In the passage on pump performance curves, what is the operating speed range of a four-pole motor?

◆ Extract provided ◆
-- -- --

# pump performance curve

Once the pump configuration and rating (capacity and head) have been determined, as described in the three preceding sections, the next step in the selection process is to decide which pump speeds should be considered. It is quite often the case that two or more operating speeds may be commercially available for a particular pump rating and configuration. Each of these speeds results in a different sized pump, each having different first cost, operating cost, and maintenance cost.

The available motor speeds for standard alternating current (AC) electric motors are based on the following formula, for 60-cycle current:

rpm = 7200/N (at frequency = 60 Hz) (1)

where N is the number of poles.

Electric motors have an even number of poles, starting with two. The commercially available, constant-speed AC electric motors with 60 Hz electrical supply are as shown in below Table .

Designations for slower speed motors than shown in the above Table would follow Equation (1) . The actual operating speeds of motors are slightly less than the values shown in the above Table due to electrical slippage between motor rotor and stator. Thus, the operating speed of a two-pole motor is 3450 to 3550 rpm, the speed for a four-pole motor is 1750 to 1780 rpm, etc.

For 50-cycle current, which is common in Europe and some other parts of the world, Equation (1) is revised to

rpm = 6000/N (at frequency = 50 Hz) (2)

where N is the number of poles.

Accordingly, with 50-cycle current supply, commercially available AC electric motor speeds are 3000 rpm, 1500 rpm, etc.

The manufacturer determines which speeds will be offered for each pump type and size, based on a number of design and application considerations . In general, the larger the pump impeller (and pump capacity), the slower the pump runs. Also, certain types of applications such as abrasive slurries or paper stock require slower pump speed than clean services. Once the pump speeds to be considered have been determined, a centrifugal pump selection can be made. However, if a variable-speed pumping system is being considered for a system requiring a range of flow, additional information in the form of a system head curve must be developed before a determination can be made as to the required pump speeds for the various flow requirements. For the moment, it is assumed that a constant-speed pump is being selected.

-- -- --

Document understanding data:
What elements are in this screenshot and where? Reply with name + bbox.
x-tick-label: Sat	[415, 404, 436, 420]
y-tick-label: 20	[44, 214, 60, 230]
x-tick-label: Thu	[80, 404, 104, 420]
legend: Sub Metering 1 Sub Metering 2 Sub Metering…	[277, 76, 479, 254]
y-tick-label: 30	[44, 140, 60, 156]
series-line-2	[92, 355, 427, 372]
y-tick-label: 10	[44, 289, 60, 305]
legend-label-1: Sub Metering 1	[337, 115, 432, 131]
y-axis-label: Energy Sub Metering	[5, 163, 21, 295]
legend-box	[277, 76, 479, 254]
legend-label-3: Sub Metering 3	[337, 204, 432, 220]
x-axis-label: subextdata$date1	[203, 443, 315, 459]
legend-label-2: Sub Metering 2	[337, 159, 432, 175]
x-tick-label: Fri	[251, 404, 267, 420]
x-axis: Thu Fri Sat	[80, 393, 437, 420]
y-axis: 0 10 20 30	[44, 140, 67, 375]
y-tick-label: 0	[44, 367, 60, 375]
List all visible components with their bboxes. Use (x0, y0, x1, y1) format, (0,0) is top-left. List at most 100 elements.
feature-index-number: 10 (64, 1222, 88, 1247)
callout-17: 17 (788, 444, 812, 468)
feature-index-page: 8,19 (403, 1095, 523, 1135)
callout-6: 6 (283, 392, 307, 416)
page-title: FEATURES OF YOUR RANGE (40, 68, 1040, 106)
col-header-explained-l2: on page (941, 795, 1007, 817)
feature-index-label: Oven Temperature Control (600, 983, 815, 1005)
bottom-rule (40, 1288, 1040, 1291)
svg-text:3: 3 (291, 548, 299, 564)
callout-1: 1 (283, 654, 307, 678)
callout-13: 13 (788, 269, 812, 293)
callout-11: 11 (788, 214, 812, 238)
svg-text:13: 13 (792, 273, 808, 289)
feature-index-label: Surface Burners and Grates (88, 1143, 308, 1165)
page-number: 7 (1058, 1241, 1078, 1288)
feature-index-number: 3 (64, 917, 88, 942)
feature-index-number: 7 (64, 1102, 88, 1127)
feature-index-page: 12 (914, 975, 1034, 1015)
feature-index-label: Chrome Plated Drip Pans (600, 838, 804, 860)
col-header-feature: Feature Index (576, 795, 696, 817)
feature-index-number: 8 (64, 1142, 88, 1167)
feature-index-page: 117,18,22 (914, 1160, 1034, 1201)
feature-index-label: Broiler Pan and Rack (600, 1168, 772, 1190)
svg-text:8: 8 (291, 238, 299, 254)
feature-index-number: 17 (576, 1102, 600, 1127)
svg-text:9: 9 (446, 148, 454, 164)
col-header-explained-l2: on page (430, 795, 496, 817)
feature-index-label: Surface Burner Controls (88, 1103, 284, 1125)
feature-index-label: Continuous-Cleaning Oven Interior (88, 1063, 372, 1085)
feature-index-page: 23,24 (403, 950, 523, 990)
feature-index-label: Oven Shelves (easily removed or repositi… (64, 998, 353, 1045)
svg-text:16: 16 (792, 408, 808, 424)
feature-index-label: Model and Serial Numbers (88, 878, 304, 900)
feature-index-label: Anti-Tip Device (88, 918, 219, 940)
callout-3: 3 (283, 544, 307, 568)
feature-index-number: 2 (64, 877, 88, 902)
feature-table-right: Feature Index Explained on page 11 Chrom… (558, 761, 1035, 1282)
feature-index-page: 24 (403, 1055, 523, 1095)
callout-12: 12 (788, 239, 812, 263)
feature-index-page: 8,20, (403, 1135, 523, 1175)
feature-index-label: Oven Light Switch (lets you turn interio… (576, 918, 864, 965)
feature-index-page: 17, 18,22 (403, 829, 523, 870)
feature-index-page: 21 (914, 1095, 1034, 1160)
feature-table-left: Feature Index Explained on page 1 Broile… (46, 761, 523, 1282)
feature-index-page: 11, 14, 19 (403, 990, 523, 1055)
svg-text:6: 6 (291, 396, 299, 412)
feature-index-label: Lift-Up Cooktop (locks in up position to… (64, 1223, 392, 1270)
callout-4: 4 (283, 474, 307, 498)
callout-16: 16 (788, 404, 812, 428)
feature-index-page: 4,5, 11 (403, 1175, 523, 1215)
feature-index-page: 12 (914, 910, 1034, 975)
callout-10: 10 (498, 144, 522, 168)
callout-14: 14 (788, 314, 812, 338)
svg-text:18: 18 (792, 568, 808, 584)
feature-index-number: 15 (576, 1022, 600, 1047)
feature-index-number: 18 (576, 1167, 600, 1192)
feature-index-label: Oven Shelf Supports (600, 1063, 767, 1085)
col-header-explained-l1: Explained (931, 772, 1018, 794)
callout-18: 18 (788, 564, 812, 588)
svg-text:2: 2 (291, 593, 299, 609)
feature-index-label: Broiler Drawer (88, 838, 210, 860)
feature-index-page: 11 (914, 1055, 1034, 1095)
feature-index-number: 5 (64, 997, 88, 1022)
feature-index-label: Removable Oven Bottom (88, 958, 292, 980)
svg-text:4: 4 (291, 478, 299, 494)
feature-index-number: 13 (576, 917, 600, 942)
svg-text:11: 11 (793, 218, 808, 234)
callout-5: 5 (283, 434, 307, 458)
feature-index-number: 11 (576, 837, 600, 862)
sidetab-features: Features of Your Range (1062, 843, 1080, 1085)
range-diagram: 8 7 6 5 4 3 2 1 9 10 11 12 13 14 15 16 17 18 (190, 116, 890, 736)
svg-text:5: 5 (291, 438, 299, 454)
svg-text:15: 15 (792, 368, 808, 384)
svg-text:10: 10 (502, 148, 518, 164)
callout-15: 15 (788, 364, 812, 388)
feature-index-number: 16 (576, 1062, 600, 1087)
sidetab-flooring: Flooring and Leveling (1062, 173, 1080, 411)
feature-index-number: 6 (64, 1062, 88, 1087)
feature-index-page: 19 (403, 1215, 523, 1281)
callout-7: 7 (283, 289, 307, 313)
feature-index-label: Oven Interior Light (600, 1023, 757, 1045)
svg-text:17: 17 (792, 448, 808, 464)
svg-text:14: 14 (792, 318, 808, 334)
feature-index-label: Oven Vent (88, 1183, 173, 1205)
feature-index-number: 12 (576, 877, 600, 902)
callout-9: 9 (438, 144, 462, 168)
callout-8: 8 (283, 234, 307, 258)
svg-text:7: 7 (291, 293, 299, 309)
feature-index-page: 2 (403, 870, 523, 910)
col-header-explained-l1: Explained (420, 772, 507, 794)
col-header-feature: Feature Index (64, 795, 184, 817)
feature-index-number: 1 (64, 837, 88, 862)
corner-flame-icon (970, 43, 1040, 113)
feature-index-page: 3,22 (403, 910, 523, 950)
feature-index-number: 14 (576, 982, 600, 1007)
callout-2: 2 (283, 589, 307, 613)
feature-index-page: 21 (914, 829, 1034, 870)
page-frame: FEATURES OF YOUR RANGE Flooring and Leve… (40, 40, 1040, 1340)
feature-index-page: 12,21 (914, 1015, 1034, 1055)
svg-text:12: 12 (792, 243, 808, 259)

-- -- --

◆ Solved exercise ◆
1750 to 1780 rpm